**TASK**
Check every line of the entries that follow, and copy the ones containing "Company".

** Begin **

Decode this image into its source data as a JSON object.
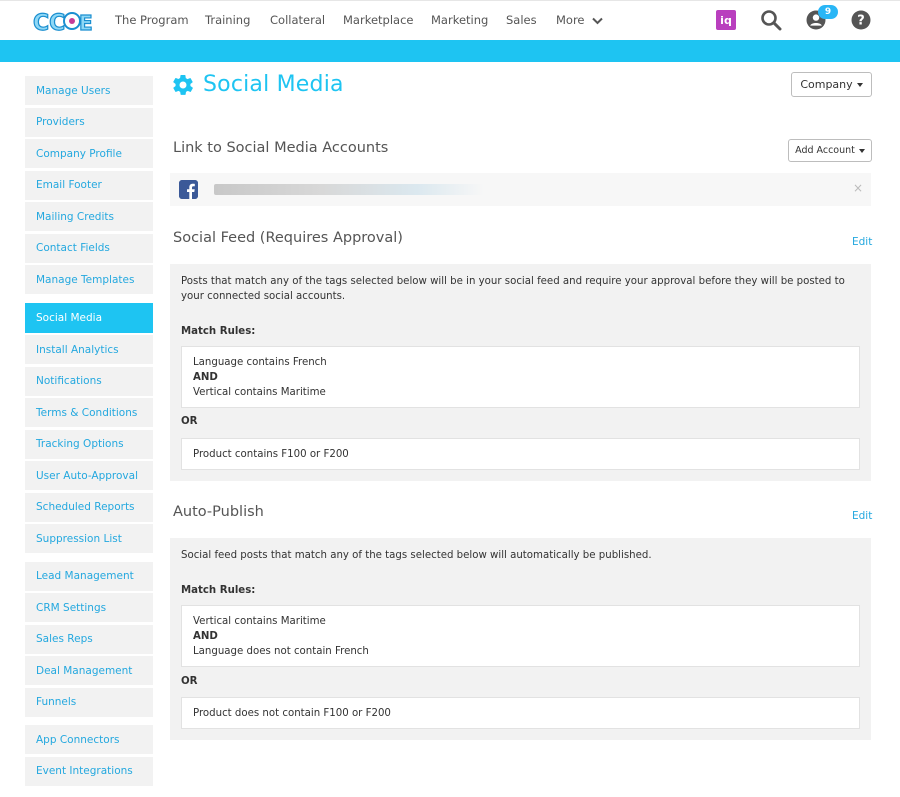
{
  "nav": {
    "logo_text": "CCDE",
    "items": [
      "The Program",
      "Training",
      "Collateral",
      "Marketplace",
      "Marketing",
      "Sales",
      "More"
    ],
    "iq_label": "iq",
    "notification_count": "9"
  },
  "sidebar": {
    "group1": [
      "Manage Users",
      "Providers",
      "Company Profile",
      "Email Footer",
      "Mailing Credits",
      "Contact Fields",
      "Manage Templates"
    ],
    "active": "Social Media",
    "group2": [
      "Install Analytics",
      "Notifications",
      "Terms & Conditions",
      "Tracking Options",
      "User Auto-Approval",
      "Scheduled Reports",
      "Suppression List"
    ],
    "group3": [
      "Lead Management",
      "CRM Settings",
      "Sales Reps",
      "Deal Management",
      "Funnels"
    ],
    "group4": [
      "App Connectors",
      "Event Integrations"
    ]
  },
  "page": {
    "title": "Social Media",
    "company_button": "Company"
  },
  "accounts": {
    "title": "Link to Social Media Accounts",
    "add_button": "Add Account",
    "remove_label": "×"
  },
  "social_feed": {
    "title": "Social Feed (Requires Approval)",
    "edit_label": "Edit",
    "description": "Posts that match any of the tags selected below will be in your social feed and require your approval before they will be posted to your connected social accounts.",
    "match_label": "Match Rules:",
    "rule1": [
      "Language contains French",
      "AND",
      "Vertical contains Maritime"
    ],
    "or_label": "OR",
    "rule2": "Product contains F100 or F200"
  },
  "auto_publish": {
    "title": "Auto-Publish",
    "edit_label": "Edit",
    "description": "Social feed posts that match any of the tags selected below will automatically be published.",
    "match_label": "Match Rules:",
    "rule1": [
      "Vertical contains Maritime",
      "AND",
      "Language does not contain French"
    ],
    "or_label": "OR",
    "rule2": "Product does not contain F100 or F200"
  },
  "colors": {
    "accent": "#1ec4f2",
    "link": "#24a8df",
    "iq": "#b93fbe",
    "facebook": "#3b5998"
  }
}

** End **

**TASK RESULT**
      "Company Profile",
    "company_button": "Company"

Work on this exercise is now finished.